##### Material for the task
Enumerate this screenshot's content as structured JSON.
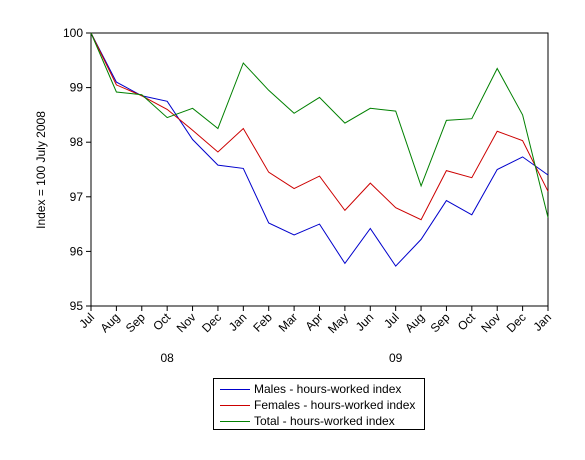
{
  "chart_data": {
    "type": "line",
    "ylabel": "Index = 100 July 2008",
    "ylim": [
      95,
      100
    ],
    "y_ticks": [
      95,
      96,
      97,
      98,
      99,
      100
    ],
    "categories": [
      "Jul",
      "Aug",
      "Sep",
      "Oct",
      "Nov",
      "Dec",
      "Jan",
      "Feb",
      "Mar",
      "Apr",
      "May",
      "Jun",
      "Jul",
      "Aug",
      "Sep",
      "Oct",
      "Nov",
      "Dec",
      "Jan"
    ],
    "year_labels": [
      {
        "label": "08",
        "category_index": 3
      },
      {
        "label": "09",
        "category_index": 12
      }
    ],
    "grid": false,
    "legend_position": "bottom",
    "series": [
      {
        "name": "Males - hours-worked index",
        "color": "#0000cc",
        "values": [
          100.0,
          99.1,
          98.85,
          98.75,
          98.05,
          97.58,
          97.52,
          96.52,
          96.3,
          96.5,
          95.78,
          96.42,
          95.73,
          96.22,
          96.93,
          96.67,
          97.5,
          97.73,
          97.4
        ]
      },
      {
        "name": "Females - hours-worked index",
        "color": "#cc0000",
        "values": [
          100.0,
          99.05,
          98.85,
          98.6,
          98.22,
          97.82,
          98.25,
          97.45,
          97.15,
          97.38,
          96.75,
          97.25,
          96.8,
          96.58,
          97.48,
          97.35,
          98.2,
          98.03,
          97.1
        ]
      },
      {
        "name": "Total - hours-worked index",
        "color": "#008000",
        "values": [
          100.0,
          98.92,
          98.87,
          98.45,
          98.62,
          98.25,
          99.45,
          98.95,
          98.53,
          98.82,
          98.35,
          98.62,
          98.57,
          97.2,
          98.4,
          98.43,
          99.35,
          98.5,
          96.62
        ]
      }
    ]
  }
}
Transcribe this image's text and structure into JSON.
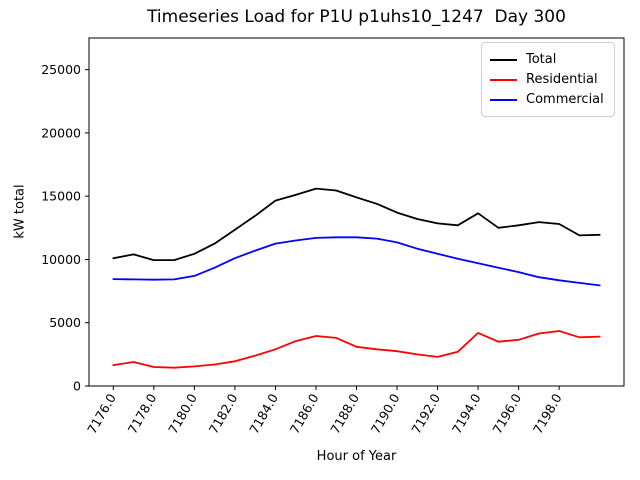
{
  "title": "Timeseries Load for P1U p1uhs10_1247  Day 300",
  "axes": {
    "xlabel": "Hour of Year",
    "ylabel": "kW total"
  },
  "chart_data": {
    "type": "line",
    "title": "Timeseries Load for P1U p1uhs10_1247  Day 300",
    "xlabel": "Hour of Year",
    "ylabel": "kW total",
    "x": [
      7176,
      7177,
      7178,
      7179,
      7180,
      7181,
      7182,
      7183,
      7184,
      7185,
      7186,
      7187,
      7188,
      7189,
      7190,
      7191,
      7192,
      7193,
      7194,
      7195,
      7196,
      7197,
      7198,
      7199,
      7200
    ],
    "series": [
      {
        "name": "Total",
        "color": "#000000",
        "values": [
          10100,
          10400,
          9950,
          9950,
          10450,
          11250,
          12350,
          13450,
          14650,
          15100,
          15600,
          15450,
          14900,
          14400,
          13700,
          13200,
          12850,
          12700,
          13650,
          12500,
          12700,
          12950,
          12800,
          11900,
          11950
        ]
      },
      {
        "name": "Residential",
        "color": "#ff0000",
        "values": [
          1650,
          1900,
          1500,
          1450,
          1550,
          1700,
          1950,
          2400,
          2900,
          3550,
          3950,
          3800,
          3100,
          2900,
          2750,
          2500,
          2300,
          2700,
          4200,
          3500,
          3650,
          4150,
          4350,
          3850,
          3900
        ]
      },
      {
        "name": "Commercial",
        "color": "#0000ff",
        "values": [
          8450,
          8420,
          8400,
          8420,
          8700,
          9350,
          10100,
          10700,
          11250,
          11500,
          11700,
          11750,
          11750,
          11650,
          11350,
          10850,
          10450,
          10050,
          9700,
          9350,
          9000,
          8600,
          8350,
          8150,
          7950
        ]
      }
    ],
    "xtick_values": [
      7176,
      7178,
      7180,
      7182,
      7184,
      7186,
      7188,
      7190,
      7192,
      7194,
      7196,
      7198
    ],
    "xtick_labels": [
      "7176.0",
      "7178.0",
      "7180.0",
      "7182.0",
      "7184.0",
      "7186.0",
      "7188.0",
      "7190.0",
      "7192.0",
      "7194.0",
      "7196.0",
      "7198.0"
    ],
    "ytick_values": [
      0,
      5000,
      10000,
      15000,
      20000,
      25000
    ],
    "ytick_labels": [
      "0",
      "5000",
      "10000",
      "15000",
      "20000",
      "25000"
    ],
    "xlim": [
      7174.8,
      7201.2
    ],
    "ylim": [
      0,
      27500
    ],
    "grid": false,
    "legend_position": "upper right"
  }
}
##########
Make a word-for-word copy of the entries, without any pictures.

Enumerate this screenshot's content as structured JSON.
{
  "chart_data": {
    "type": "line",
    "ylabel": "Index = 100 July 2008",
    "ylim": [
      95,
      100
    ],
    "y_ticks": [
      95,
      96,
      97,
      98,
      99,
      100
    ],
    "categories": [
      "Jul",
      "Aug",
      "Sep",
      "Oct",
      "Nov",
      "Dec",
      "Jan",
      "Feb",
      "Mar",
      "Apr",
      "May",
      "Jun",
      "Jul",
      "Aug",
      "Sep",
      "Oct",
      "Nov",
      "Dec",
      "Jan"
    ],
    "year_labels": [
      {
        "label": "08",
        "category_index": 3
      },
      {
        "label": "09",
        "category_index": 12
      }
    ],
    "grid": false,
    "legend_position": "bottom",
    "series": [
      {
        "name": "Males - hours-worked index",
        "color": "#0000cc",
        "values": [
          100.0,
          99.1,
          98.85,
          98.75,
          98.05,
          97.58,
          97.52,
          96.52,
          96.3,
          96.5,
          95.78,
          96.42,
          95.73,
          96.22,
          96.93,
          96.67,
          97.5,
          97.73,
          97.4
        ]
      },
      {
        "name": "Females - hours-worked index",
        "color": "#cc0000",
        "values": [
          100.0,
          99.05,
          98.85,
          98.6,
          98.22,
          97.82,
          98.25,
          97.45,
          97.15,
          97.38,
          96.75,
          97.25,
          96.8,
          96.58,
          97.48,
          97.35,
          98.2,
          98.03,
          97.1
        ]
      },
      {
        "name": "Total - hours-worked index",
        "color": "#008000",
        "values": [
          100.0,
          98.92,
          98.87,
          98.45,
          98.62,
          98.25,
          99.45,
          98.95,
          98.53,
          98.82,
          98.35,
          98.62,
          98.57,
          97.2,
          98.4,
          98.43,
          99.35,
          98.5,
          96.62
        ]
      }
    ]
  }
}
Transcribe this image's text and structure into JSON.
{
  "title": "Timeseries Load for P1U p1uhs10_1247  Day 300",
  "axes": {
    "xlabel": "Hour of Year",
    "ylabel": "kW total"
  },
  "chart_data": {
    "type": "line",
    "title": "Timeseries Load for P1U p1uhs10_1247  Day 300",
    "xlabel": "Hour of Year",
    "ylabel": "kW total",
    "x": [
      7176,
      7177,
      7178,
      7179,
      7180,
      7181,
      7182,
      7183,
      7184,
      7185,
      7186,
      7187,
      7188,
      7189,
      7190,
      7191,
      7192,
      7193,
      7194,
      7195,
      7196,
      7197,
      7198,
      7199,
      7200
    ],
    "series": [
      {
        "name": "Total",
        "color": "#000000",
        "values": [
          10100,
          10400,
          9950,
          9950,
          10450,
          11250,
          12350,
          13450,
          14650,
          15100,
          15600,
          15450,
          14900,
          14400,
          13700,
          13200,
          12850,
          12700,
          13650,
          12500,
          12700,
          12950,
          12800,
          11900,
          11950
        ]
      },
      {
        "name": "Residential",
        "color": "#ff0000",
        "values": [
          1650,
          1900,
          1500,
          1450,
          1550,
          1700,
          1950,
          2400,
          2900,
          3550,
          3950,
          3800,
          3100,
          2900,
          2750,
          2500,
          2300,
          2700,
          4200,
          3500,
          3650,
          4150,
          4350,
          3850,
          3900
        ]
      },
      {
        "name": "Commercial",
        "color": "#0000ff",
        "values": [
          8450,
          8420,
          8400,
          8420,
          8700,
          9350,
          10100,
          10700,
          11250,
          11500,
          11700,
          11750,
          11750,
          11650,
          11350,
          10850,
          10450,
          10050,
          9700,
          9350,
          9000,
          8600,
          8350,
          8150,
          7950
        ]
      }
    ],
    "xtick_values": [
      7176,
      7178,
      7180,
      7182,
      7184,
      7186,
      7188,
      7190,
      7192,
      7194,
      7196,
      7198
    ],
    "xtick_labels": [
      "7176.0",
      "7178.0",
      "7180.0",
      "7182.0",
      "7184.0",
      "7186.0",
      "7188.0",
      "7190.0",
      "7192.0",
      "7194.0",
      "7196.0",
      "7198.0"
    ],
    "ytick_values": [
      0,
      5000,
      10000,
      15000,
      20000,
      25000
    ],
    "ytick_labels": [
      "0",
      "5000",
      "10000",
      "15000",
      "20000",
      "25000"
    ],
    "xlim": [
      7174.8,
      7201.2
    ],
    "ylim": [
      0,
      27500
    ],
    "grid": false,
    "legend_position": "upper right"
  }
}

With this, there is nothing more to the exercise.